** start SOURCE MATERIAL **

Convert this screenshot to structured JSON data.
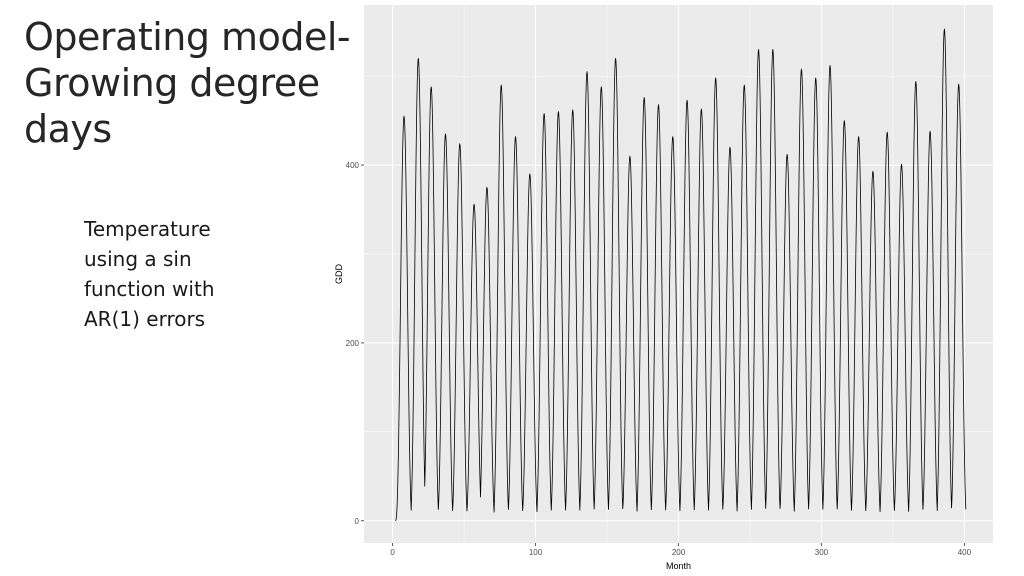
{
  "slide": {
    "title_lines": [
      "Operating model-",
      "Growing degree",
      "days"
    ],
    "bullet_lines": [
      "Temperature",
      "using a sin",
      "function with",
      "AR(1) errors"
    ]
  },
  "chart_data": {
    "type": "line",
    "title": "",
    "xlabel": "Month",
    "ylabel": "GDD",
    "xlim": [
      -20,
      420
    ],
    "ylim": [
      -25,
      580
    ],
    "x_ticks": [
      0,
      100,
      200,
      300,
      400
    ],
    "y_ticks": [
      0,
      200,
      400
    ],
    "grid": true,
    "colors": {
      "panel": "#ebebeb",
      "grid": "#ffffff",
      "line": "#000000"
    },
    "series": [
      {
        "peak_months": [
          8,
          18,
          27,
          37,
          47,
          57,
          66,
          76,
          86,
          96,
          106,
          116,
          126,
          136,
          146,
          156,
          166,
          176,
          186,
          196,
          206,
          216,
          226,
          236,
          246,
          256,
          266,
          276,
          286,
          296,
          306,
          316,
          326,
          336,
          346,
          356,
          366,
          376,
          386,
          396
        ],
        "peak_values": [
          455,
          520,
          488,
          435,
          424,
          356,
          375,
          490,
          432,
          390,
          458,
          460,
          462,
          505,
          488,
          520,
          410,
          476,
          468,
          432,
          473,
          463,
          498,
          420,
          490,
          530,
          530,
          412,
          508,
          498,
          512,
          450,
          432,
          393,
          437,
          401,
          494,
          438,
          553,
          491
        ]
      }
    ]
  }
}
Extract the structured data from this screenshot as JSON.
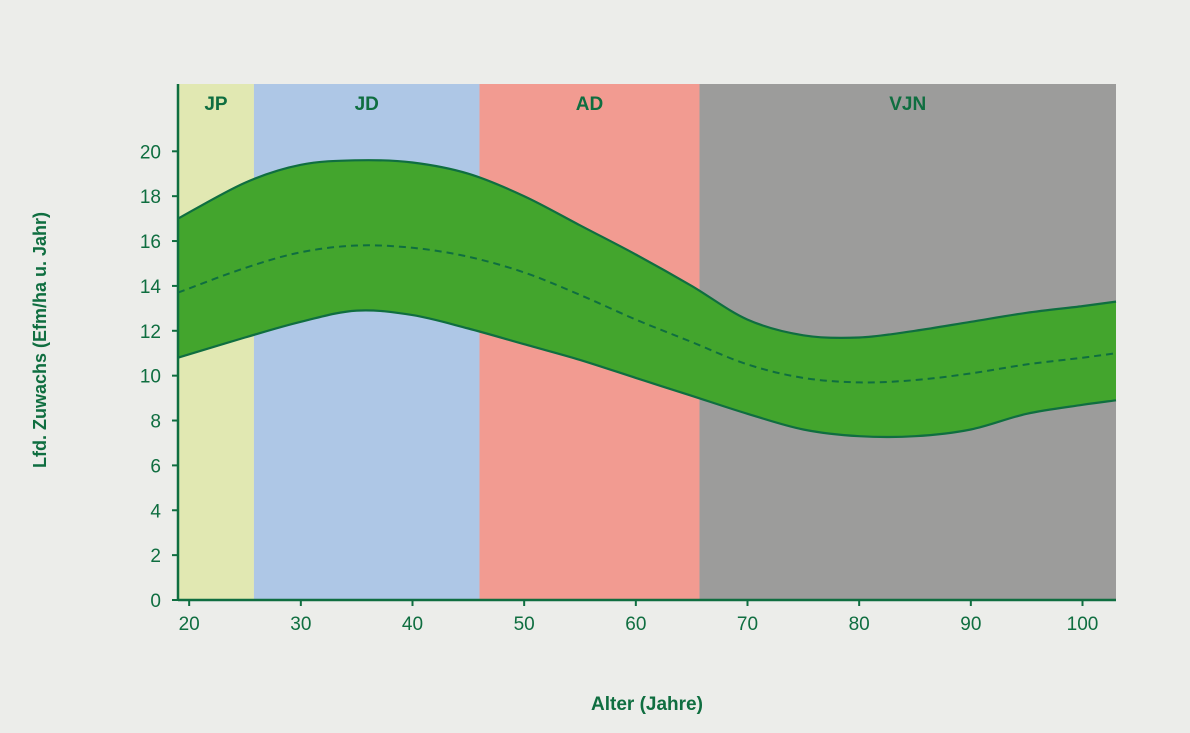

** end SOURCE MATERIAL **

EXERCISE DESCRIPTION: Write the material out again exactly as it appears, dropping the pictures.

RESPONSE BELOW:
Convert this screenshot to structured JSON data.
{
  "slide": {
    "title_lines": [
      "Operating model-",
      "Growing degree",
      "days"
    ],
    "bullet_lines": [
      "Temperature",
      "using a sin",
      "function with",
      "AR(1) errors"
    ]
  },
  "chart_data": {
    "type": "line",
    "title": "",
    "xlabel": "Month",
    "ylabel": "GDD",
    "xlim": [
      -20,
      420
    ],
    "ylim": [
      -25,
      580
    ],
    "x_ticks": [
      0,
      100,
      200,
      300,
      400
    ],
    "y_ticks": [
      0,
      200,
      400
    ],
    "grid": true,
    "colors": {
      "panel": "#ebebeb",
      "grid": "#ffffff",
      "line": "#000000"
    },
    "series": [
      {
        "peak_months": [
          8,
          18,
          27,
          37,
          47,
          57,
          66,
          76,
          86,
          96,
          106,
          116,
          126,
          136,
          146,
          156,
          166,
          176,
          186,
          196,
          206,
          216,
          226,
          236,
          246,
          256,
          266,
          276,
          286,
          296,
          306,
          316,
          326,
          336,
          346,
          356,
          366,
          376,
          386,
          396
        ],
        "peak_values": [
          455,
          520,
          488,
          435,
          424,
          356,
          375,
          490,
          432,
          390,
          458,
          460,
          462,
          505,
          488,
          520,
          410,
          476,
          468,
          432,
          473,
          463,
          498,
          420,
          490,
          530,
          530,
          412,
          508,
          498,
          512,
          450,
          432,
          393,
          437,
          401,
          494,
          438,
          553,
          491
        ]
      }
    ]
  }
}
Extract the structured data from this screenshot as JSON.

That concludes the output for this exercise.